▸ TASK OBJECTIVE:
Count the lines of the material that contain the string "screenshot", treating uppercase and lowercase as distinct, and give only the number.

▸ EXCERPTED DATA:
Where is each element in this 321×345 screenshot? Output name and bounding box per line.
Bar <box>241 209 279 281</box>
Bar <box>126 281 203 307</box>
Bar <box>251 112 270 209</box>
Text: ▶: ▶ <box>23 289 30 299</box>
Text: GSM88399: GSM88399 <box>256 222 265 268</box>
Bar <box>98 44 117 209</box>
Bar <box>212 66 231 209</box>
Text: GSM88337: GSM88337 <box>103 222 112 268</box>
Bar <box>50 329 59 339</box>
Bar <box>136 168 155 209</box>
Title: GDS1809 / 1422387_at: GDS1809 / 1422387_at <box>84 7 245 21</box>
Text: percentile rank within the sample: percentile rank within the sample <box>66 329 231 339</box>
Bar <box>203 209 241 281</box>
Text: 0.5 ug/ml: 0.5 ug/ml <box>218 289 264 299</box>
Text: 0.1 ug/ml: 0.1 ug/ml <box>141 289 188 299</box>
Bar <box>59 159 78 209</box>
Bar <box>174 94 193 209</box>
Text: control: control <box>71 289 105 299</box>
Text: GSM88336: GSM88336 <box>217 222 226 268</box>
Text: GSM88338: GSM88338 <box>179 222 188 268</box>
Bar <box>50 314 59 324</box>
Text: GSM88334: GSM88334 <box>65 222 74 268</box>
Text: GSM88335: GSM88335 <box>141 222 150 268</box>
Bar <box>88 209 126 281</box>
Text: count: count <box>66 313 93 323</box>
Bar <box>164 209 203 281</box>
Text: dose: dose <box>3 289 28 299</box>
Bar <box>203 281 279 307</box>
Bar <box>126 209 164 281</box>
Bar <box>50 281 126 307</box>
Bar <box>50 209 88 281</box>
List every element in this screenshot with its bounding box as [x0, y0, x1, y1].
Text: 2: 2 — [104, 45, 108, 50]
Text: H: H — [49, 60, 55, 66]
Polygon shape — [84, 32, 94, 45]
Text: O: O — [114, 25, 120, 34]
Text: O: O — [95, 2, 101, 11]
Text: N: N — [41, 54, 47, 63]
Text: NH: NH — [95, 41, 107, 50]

▸ EXERCISE RESPONSE:
2